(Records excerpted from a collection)
◇ ◇ ◇
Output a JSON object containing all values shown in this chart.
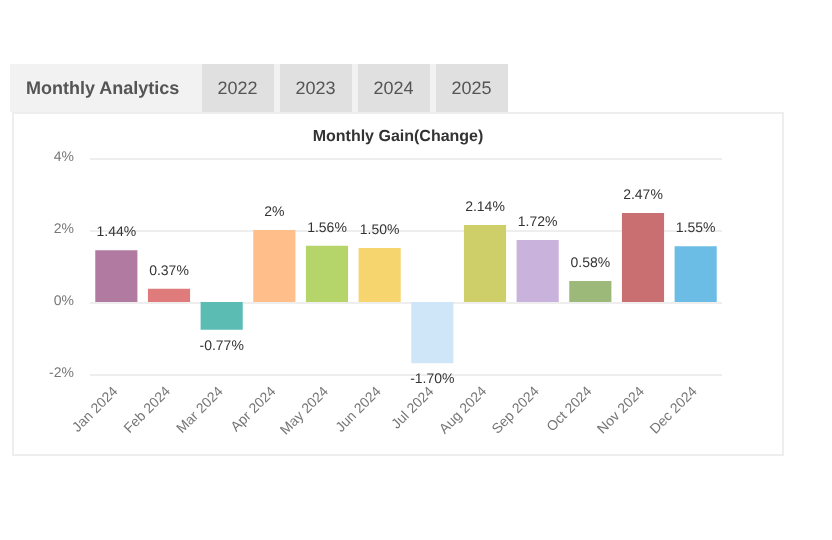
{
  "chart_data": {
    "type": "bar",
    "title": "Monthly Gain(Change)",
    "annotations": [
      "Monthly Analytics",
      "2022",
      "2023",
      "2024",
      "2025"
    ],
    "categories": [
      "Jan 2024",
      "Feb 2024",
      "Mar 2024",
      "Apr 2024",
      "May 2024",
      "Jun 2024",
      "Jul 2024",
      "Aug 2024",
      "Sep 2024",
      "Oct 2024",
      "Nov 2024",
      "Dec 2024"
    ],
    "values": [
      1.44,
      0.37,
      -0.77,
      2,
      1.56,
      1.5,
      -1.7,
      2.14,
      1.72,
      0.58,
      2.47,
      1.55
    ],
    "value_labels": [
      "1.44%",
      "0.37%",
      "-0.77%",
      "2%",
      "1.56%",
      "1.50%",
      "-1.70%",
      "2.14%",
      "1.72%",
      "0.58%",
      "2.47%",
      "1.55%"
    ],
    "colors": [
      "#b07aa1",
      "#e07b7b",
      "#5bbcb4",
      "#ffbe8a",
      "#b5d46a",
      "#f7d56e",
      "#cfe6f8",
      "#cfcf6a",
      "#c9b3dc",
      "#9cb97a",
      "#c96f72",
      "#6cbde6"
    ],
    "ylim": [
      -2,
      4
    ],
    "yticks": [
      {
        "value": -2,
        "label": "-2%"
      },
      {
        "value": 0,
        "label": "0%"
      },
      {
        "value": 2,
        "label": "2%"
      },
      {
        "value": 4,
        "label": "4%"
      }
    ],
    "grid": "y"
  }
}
◇ ◇ ◇
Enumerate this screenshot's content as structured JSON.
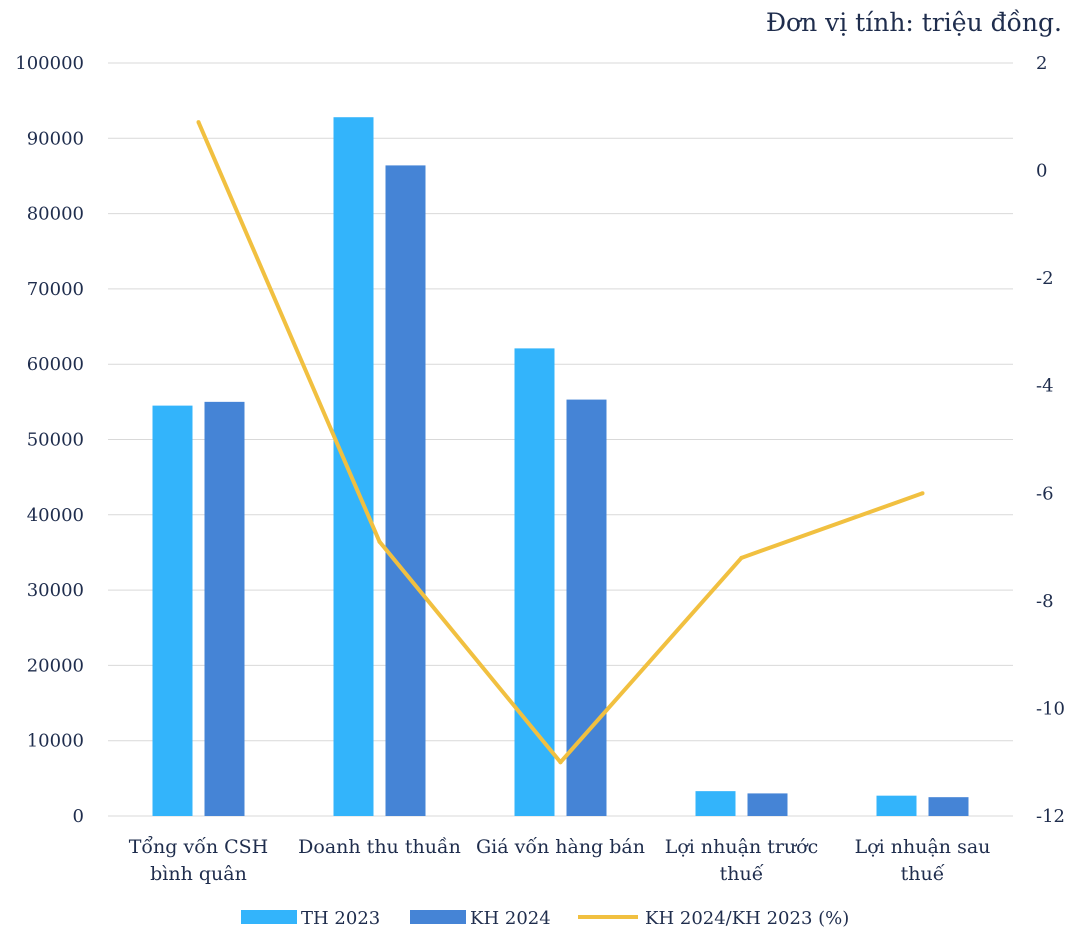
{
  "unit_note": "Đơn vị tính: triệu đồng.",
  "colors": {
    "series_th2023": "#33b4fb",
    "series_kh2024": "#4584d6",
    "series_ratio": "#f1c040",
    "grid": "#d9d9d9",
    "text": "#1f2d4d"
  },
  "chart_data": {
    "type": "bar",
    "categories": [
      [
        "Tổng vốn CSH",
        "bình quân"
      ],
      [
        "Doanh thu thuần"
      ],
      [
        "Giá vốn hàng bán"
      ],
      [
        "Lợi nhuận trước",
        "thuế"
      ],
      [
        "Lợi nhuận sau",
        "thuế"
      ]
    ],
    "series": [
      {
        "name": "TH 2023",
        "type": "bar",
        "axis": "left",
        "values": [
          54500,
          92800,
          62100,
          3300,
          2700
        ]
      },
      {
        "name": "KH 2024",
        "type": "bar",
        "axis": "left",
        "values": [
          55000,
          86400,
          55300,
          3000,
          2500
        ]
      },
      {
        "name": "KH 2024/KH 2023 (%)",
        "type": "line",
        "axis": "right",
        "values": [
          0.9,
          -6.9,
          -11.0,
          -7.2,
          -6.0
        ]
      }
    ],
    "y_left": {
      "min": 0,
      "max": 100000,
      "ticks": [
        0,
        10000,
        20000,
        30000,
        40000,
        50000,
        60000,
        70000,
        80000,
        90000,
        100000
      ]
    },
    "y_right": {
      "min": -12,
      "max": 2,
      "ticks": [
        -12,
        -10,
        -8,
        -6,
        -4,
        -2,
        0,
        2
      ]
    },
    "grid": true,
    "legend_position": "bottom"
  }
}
◇ ◇ ◇
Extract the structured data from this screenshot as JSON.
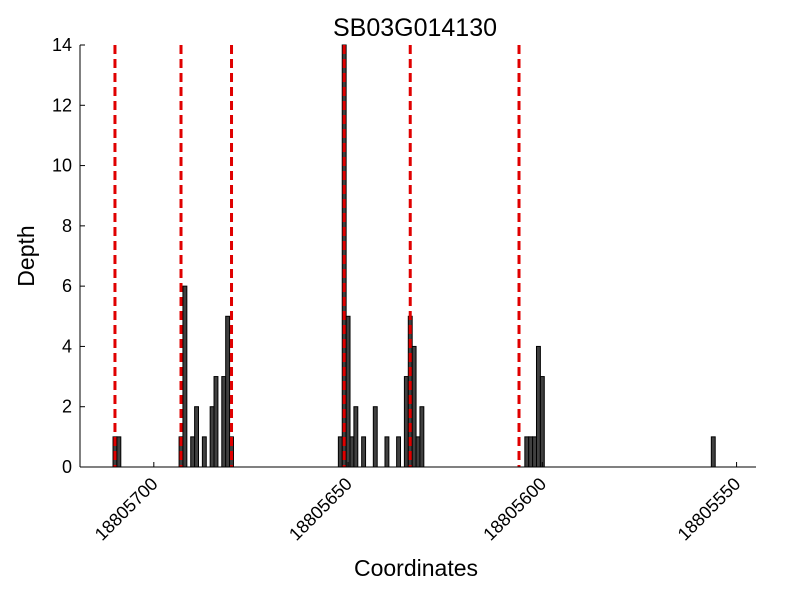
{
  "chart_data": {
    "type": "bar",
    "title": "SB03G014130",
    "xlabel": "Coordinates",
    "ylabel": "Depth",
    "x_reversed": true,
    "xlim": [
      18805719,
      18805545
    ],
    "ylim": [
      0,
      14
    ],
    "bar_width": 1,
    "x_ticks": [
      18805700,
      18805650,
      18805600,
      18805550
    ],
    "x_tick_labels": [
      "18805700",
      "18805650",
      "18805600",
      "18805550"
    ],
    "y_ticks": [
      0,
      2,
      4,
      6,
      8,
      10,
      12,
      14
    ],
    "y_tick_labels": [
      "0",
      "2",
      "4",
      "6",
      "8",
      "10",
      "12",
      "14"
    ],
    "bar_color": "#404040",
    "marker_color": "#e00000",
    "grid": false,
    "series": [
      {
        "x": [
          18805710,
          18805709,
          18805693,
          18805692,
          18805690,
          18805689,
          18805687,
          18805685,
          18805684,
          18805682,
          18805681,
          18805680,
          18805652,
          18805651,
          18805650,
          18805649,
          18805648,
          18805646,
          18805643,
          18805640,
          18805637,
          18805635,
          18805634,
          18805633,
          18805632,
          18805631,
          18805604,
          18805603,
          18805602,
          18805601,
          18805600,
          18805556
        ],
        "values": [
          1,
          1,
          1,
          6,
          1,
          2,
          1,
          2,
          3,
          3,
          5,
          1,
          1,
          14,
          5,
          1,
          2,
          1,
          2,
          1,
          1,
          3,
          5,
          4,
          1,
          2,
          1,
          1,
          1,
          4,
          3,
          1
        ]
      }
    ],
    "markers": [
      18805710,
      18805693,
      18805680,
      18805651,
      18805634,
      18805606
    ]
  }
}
◇ ◇ ◇
Your objective: Say only how many lines in the records carry the word "structured".

Response for this exercise: 2